DO THIS: Your task is to copy the material exactly.

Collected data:

"""

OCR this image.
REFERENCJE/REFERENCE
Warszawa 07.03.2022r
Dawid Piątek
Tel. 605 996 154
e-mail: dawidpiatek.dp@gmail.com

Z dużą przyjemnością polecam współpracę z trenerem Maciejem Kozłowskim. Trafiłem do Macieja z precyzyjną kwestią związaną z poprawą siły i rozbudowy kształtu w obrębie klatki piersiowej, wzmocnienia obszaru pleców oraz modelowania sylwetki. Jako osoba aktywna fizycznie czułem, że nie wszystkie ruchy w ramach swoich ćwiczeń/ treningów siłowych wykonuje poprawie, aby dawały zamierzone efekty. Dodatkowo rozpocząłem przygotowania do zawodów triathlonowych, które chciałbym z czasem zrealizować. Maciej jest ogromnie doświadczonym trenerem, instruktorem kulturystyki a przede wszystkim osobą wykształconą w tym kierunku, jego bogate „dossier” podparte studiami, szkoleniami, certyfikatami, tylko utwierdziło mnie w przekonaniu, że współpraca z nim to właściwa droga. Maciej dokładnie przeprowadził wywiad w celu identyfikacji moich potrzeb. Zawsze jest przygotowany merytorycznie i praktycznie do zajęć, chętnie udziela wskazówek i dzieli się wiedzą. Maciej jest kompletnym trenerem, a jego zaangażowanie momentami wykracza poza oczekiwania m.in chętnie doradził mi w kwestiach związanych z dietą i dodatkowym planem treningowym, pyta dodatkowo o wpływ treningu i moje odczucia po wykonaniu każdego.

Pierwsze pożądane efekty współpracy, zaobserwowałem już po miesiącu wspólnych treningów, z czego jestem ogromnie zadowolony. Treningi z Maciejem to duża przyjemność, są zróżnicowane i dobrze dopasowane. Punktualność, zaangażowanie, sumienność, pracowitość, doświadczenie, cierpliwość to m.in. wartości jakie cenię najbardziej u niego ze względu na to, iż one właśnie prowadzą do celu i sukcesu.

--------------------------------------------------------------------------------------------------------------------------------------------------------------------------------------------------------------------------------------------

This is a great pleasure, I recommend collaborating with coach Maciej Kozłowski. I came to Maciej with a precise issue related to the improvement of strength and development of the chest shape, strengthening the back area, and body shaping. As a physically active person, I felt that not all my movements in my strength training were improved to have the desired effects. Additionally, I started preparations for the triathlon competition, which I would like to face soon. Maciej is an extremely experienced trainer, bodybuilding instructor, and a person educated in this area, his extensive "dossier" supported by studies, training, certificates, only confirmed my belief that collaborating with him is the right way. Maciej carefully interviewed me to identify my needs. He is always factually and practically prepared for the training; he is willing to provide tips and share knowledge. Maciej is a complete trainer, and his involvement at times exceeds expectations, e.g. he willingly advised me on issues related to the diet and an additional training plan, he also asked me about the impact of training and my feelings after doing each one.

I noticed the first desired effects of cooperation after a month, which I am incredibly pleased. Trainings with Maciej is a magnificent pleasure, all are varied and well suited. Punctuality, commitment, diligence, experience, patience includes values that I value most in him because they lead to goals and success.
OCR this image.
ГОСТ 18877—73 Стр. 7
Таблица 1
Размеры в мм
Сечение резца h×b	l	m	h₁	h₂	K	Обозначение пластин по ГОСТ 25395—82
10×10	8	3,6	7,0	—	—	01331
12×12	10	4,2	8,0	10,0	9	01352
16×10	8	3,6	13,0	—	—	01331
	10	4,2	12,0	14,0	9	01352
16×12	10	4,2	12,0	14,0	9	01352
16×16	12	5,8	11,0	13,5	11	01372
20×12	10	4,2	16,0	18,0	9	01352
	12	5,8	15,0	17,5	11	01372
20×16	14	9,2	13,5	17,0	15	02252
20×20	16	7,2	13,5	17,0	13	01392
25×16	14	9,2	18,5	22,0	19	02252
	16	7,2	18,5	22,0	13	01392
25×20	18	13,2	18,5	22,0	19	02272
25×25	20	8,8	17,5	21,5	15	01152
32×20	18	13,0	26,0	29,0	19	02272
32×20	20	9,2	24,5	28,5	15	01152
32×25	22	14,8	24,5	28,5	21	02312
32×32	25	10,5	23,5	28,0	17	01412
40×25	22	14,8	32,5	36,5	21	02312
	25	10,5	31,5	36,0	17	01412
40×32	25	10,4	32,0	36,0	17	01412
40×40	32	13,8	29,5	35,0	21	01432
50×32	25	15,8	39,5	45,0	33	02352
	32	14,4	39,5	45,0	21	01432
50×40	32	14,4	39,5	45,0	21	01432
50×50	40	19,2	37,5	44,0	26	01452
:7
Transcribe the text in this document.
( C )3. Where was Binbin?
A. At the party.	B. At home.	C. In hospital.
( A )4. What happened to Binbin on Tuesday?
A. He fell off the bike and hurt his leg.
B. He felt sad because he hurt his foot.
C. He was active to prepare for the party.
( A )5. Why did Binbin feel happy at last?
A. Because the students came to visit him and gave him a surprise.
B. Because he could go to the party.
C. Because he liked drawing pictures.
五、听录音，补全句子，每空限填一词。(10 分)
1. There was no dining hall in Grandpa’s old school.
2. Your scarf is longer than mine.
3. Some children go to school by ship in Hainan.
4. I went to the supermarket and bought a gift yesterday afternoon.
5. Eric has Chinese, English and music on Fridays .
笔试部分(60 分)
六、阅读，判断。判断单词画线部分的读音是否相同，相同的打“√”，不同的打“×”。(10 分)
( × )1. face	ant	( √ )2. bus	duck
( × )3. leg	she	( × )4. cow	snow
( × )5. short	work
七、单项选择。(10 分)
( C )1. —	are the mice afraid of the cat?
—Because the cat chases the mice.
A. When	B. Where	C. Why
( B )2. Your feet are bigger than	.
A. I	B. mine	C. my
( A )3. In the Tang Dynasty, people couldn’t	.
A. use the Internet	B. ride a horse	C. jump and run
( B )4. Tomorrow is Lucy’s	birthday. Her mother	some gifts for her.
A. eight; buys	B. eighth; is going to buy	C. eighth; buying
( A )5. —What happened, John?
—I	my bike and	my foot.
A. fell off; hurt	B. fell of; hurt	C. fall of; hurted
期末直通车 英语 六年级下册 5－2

"""

EXERCISE OUTPUT:
OCR this image.
REFERENCJE/REFERENCE
Warszawa 07.03.2022r
Dawid Piątek
Tel. 605 996 154
e-mail: dawidpiatek.dp@gmail.com

Z dużą przyjemnością polecam współpracę z trenerem Maciejem Kozłowskim. Trafiłem do Macieja z precyzyjną kwestią związaną z poprawą siły i rozbudowy kształtu w obrębie klatki piersiowej, wzmocnienia obszaru pleców oraz modelowania sylwetki. Jako osoba aktywna fizycznie czułem, że nie wszystkie ruchy w ramach swoich ćwiczeń/ treningów siłowych wykonuje poprawie, aby dawały zamierzone efekty. Dodatkowo rozpocząłem przygotowania do zawodów triathlonowych, które chciałbym z czasem zrealizować. Maciej jest ogromnie doświadczonym trenerem, instruktorem kulturystyki a przede wszystkim osobą wykształconą w tym kierunku, jego bogate „dossier” podparte studiami, szkoleniami, certyfikatami, tylko utwierdziło mnie w przekonaniu, że współpraca z nim to właściwa droga. Maciej dokładnie przeprowadził wywiad w celu identyfikacji moich potrzeb. Zawsze jest przygotowany merytorycznie i praktycznie do zajęć, chętnie udziela wskazówek i dzieli się wiedzą. Maciej jest kompletnym trenerem, a jego zaangażowanie momentami wykracza poza oczekiwania m.in chętnie doradził mi w kwestiach związanych z dietą i dodatkowym planem treningowym, pyta dodatkowo o wpływ treningu i moje odczucia po wykonaniu każdego.

Pierwsze pożądane efekty współpracy, zaobserwowałem już po miesiącu wspólnych treningów, z czego jestem ogromnie zadowolony. Treningi z Maciejem to duża przyjemność, są zróżnicowane i dobrze dopasowane. Punktualność, zaangażowanie, sumienność, pracowitość, doświadczenie, cierpliwość to m.in. wartości jakie cenię najbardziej u niego ze względu na to, iż one właśnie prowadzą do celu i sukcesu.

--------------------------------------------------------------------------------------------------------------------------------------------------------------------------------------------------------------------------------------------

This is a great pleasure, I recommend collaborating with coach Maciej Kozłowski. I came to Maciej with a precise issue related to the improvement of strength and development of the chest shape, strengthening the back area, and body shaping. As a physically active person, I felt that not all my movements in my strength training were improved to have the desired effects. Additionally, I started preparations for the triathlon competition, which I would like to face soon. Maciej is an extremely experienced trainer, bodybuilding instructor, and a person educated in this area, his extensive "dossier" supported by studies, training, certificates, only confirmed my belief that collaborating with him is the right way. Maciej carefully interviewed me to identify my needs. He is always factually and practically prepared for the training; he is willing to provide tips and share knowledge. Maciej is a complete trainer, and his involvement at times exceeds expectations, e.g. he willingly advised me on issues related to the diet and an additional training plan, he also asked me about the impact of training and my feelings after doing each one.

I noticed the first desired effects of cooperation after a month, which I am incredibly pleased. Trainings with Maciej is a magnificent pleasure, all are varied and well suited. Punctuality, commitment, diligence, experience, patience includes values that I value most in him because they lead to goals and success.
OCR this image.
ГОСТ 18877—73 Стр. 7
Таблица 1
Размеры в мм
Сечение резца h×b	l	m	h₁	h₂	K	Обозначение пластин по ГОСТ 25395—82
10×10	8	3,6	7,0	—	—	01331
12×12	10	4,2	8,0	10,0	9	01352
16×10	8	3,6	13,0	—	—	01331
	10	4,2	12,0	14,0	9	01352
16×12	10	4,2	12,0	14,0	9	01352
16×16	12	5,8	11,0	13,5	11	01372
20×12	10	4,2	16,0	18,0	9	01352
	12	5,8	15,0	17,5	11	01372
20×16	14	9,2	13,5	17,0	15	02252
20×20	16	7,2	13,5	17,0	13	01392
25×16	14	9,2	18,5	22,0	19	02252
	16	7,2	18,5	22,0	13	01392
25×20	18	13,2	18,5	22,0	19	02272
25×25	20	8,8	17,5	21,5	15	01152
32×20	18	13,0	26,0	29,0	19	02272
32×20	20	9,2	24,5	28,5	15	01152
32×25	22	14,8	24,5	28,5	21	02312
32×32	25	10,5	23,5	28,0	17	01412
40×25	22	14,8	32,5	36,5	21	02312
	25	10,5	31,5	36,0	17	01412
40×32	25	10,4	32,0	36,0	17	01412
40×40	32	13,8	29,5	35,0	21	01432
50×32	25	15,8	39,5	45,0	33	02352
	32	14,4	39,5	45,0	21	01432
50×40	32	14,4	39,5	45,0	21	01432
50×50	40	19,2	37,5	44,0	26	01452
:7
Transcribe the text in this document.
( C )3. Where was Binbin?
A. At the party.	B. At home.	C. In hospital.
( A )4. What happened to Binbin on Tuesday?
A. He fell off the bike and hurt his leg.
B. He felt sad because he hurt his foot.
C. He was active to prepare for the party.
( A )5. Why did Binbin feel happy at last?
A. Because the students came to visit him and gave him a surprise.
B. Because he could go to the party.
C. Because he liked drawing pictures.
五、听录音，补全句子，每空限填一词。(10 分)
1. There was no dining hall in Grandpa’s old school.
2. Your scarf is longer than mine.
3. Some children go to school by ship in Hainan.
4. I went to the supermarket and bought a gift yesterday afternoon.
5. Eric has Chinese, English and music on Fridays .
笔试部分(60 分)
六、阅读，判断。判断单词画线部分的读音是否相同，相同的打“√”，不同的打“×”。(10 分)
( × )1. face	ant	( √ )2. bus	duck
( × )3. leg	she	( × )4. cow	snow
( × )5. short	work
七、单项选择。(10 分)
( C )1. —	are the mice afraid of the cat?
—Because the cat chases the mice.
A. When	B. Where	C. Why
( B )2. Your feet are bigger than	.
A. I	B. mine	C. my
( A )3. In the Tang Dynasty, people couldn’t	.
A. use the Internet	B. ride a horse	C. jump and run
( B )4. Tomorrow is Lucy’s	birthday. Her mother	some gifts for her.
A. eight; buys	B. eighth; is going to buy	C. eighth; buying
( A )5. —What happened, John?
—I	my bike and	my foot.
A. fell off; hurt	B. fell of; hurt	C. fall of; hurted
期末直通车 英语 六年级下册 5－2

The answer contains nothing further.